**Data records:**
-*-

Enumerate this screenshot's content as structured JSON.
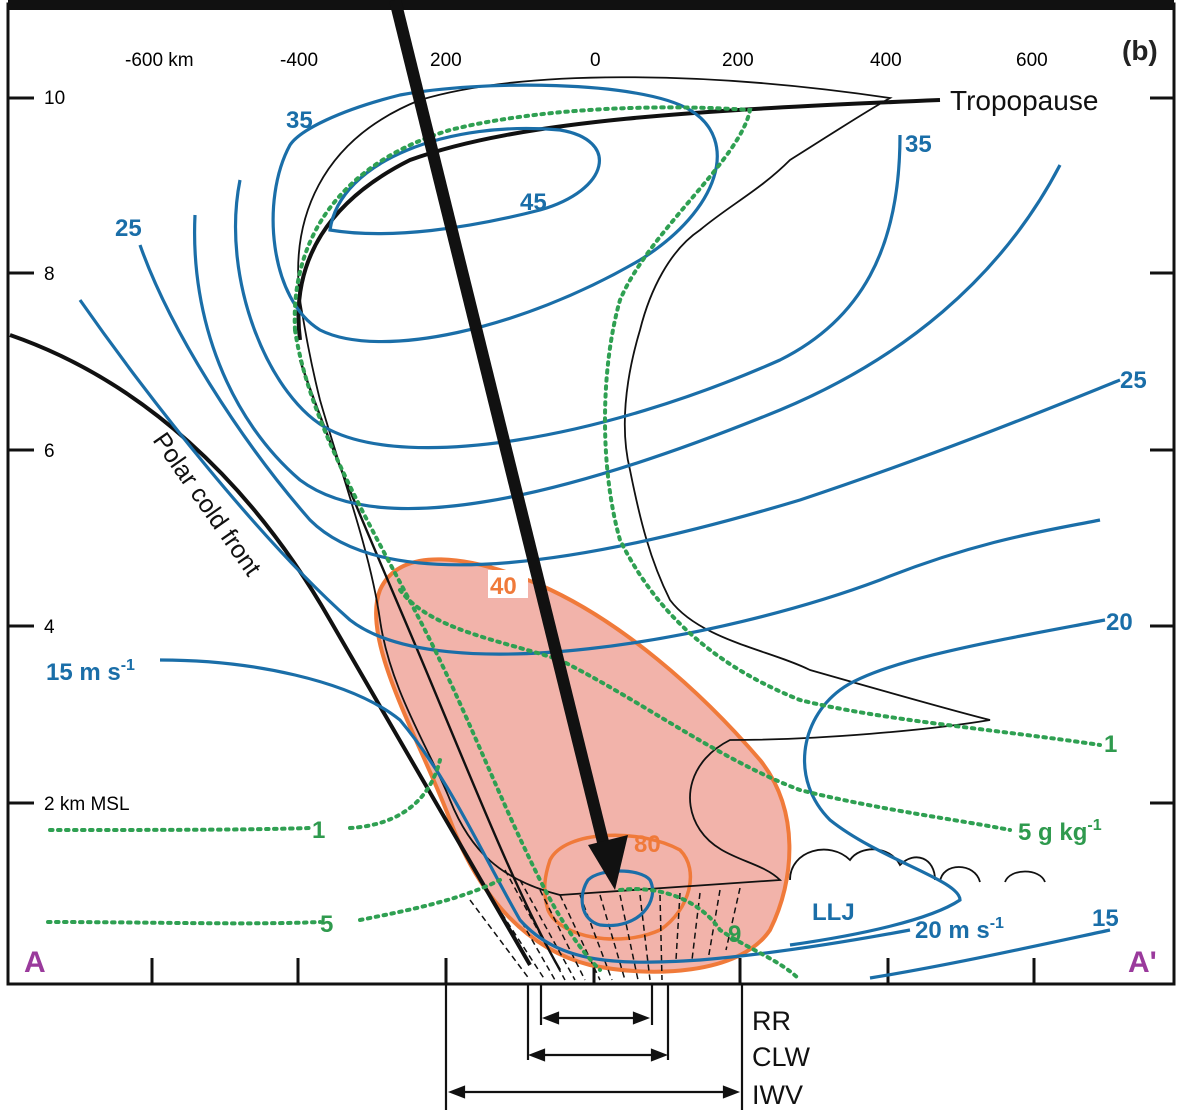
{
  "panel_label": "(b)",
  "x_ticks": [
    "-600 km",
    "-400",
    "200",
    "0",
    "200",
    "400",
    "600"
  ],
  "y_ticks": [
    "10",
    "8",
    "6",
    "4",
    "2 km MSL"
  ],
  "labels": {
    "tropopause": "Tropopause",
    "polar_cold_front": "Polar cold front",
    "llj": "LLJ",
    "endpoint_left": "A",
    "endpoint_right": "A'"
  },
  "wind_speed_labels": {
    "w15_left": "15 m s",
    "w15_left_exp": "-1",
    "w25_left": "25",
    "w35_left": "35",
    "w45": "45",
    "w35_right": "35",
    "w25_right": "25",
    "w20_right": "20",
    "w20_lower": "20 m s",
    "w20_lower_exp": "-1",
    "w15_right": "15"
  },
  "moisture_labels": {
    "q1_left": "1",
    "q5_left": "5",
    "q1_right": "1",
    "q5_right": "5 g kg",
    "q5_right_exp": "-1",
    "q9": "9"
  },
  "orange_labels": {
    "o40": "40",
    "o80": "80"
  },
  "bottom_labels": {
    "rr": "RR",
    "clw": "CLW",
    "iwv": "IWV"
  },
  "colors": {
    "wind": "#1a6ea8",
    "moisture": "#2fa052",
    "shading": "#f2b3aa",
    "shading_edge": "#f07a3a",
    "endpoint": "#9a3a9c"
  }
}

-*-

**Given problem:** Transcribe the listing above verbatim. Omit the pictures.

**Worked answer:**
Enumerate this screenshot's content as structured JSON.
{
  "panel_label": "(b)",
  "x_ticks": [
    "-600 km",
    "-400",
    "200",
    "0",
    "200",
    "400",
    "600"
  ],
  "y_ticks": [
    "10",
    "8",
    "6",
    "4",
    "2 km MSL"
  ],
  "labels": {
    "tropopause": "Tropopause",
    "polar_cold_front": "Polar cold front",
    "llj": "LLJ",
    "endpoint_left": "A",
    "endpoint_right": "A'"
  },
  "wind_speed_labels": {
    "w15_left": "15 m s",
    "w15_left_exp": "-1",
    "w25_left": "25",
    "w35_left": "35",
    "w45": "45",
    "w35_right": "35",
    "w25_right": "25",
    "w20_right": "20",
    "w20_lower": "20 m s",
    "w20_lower_exp": "-1",
    "w15_right": "15"
  },
  "moisture_labels": {
    "q1_left": "1",
    "q5_left": "5",
    "q1_right": "1",
    "q5_right": "5 g kg",
    "q5_right_exp": "-1",
    "q9": "9"
  },
  "orange_labels": {
    "o40": "40",
    "o80": "80"
  },
  "bottom_labels": {
    "rr": "RR",
    "clw": "CLW",
    "iwv": "IWV"
  },
  "colors": {
    "wind": "#1a6ea8",
    "moisture": "#2fa052",
    "shading": "#f2b3aa",
    "shading_edge": "#f07a3a",
    "endpoint": "#9a3a9c"
  }
}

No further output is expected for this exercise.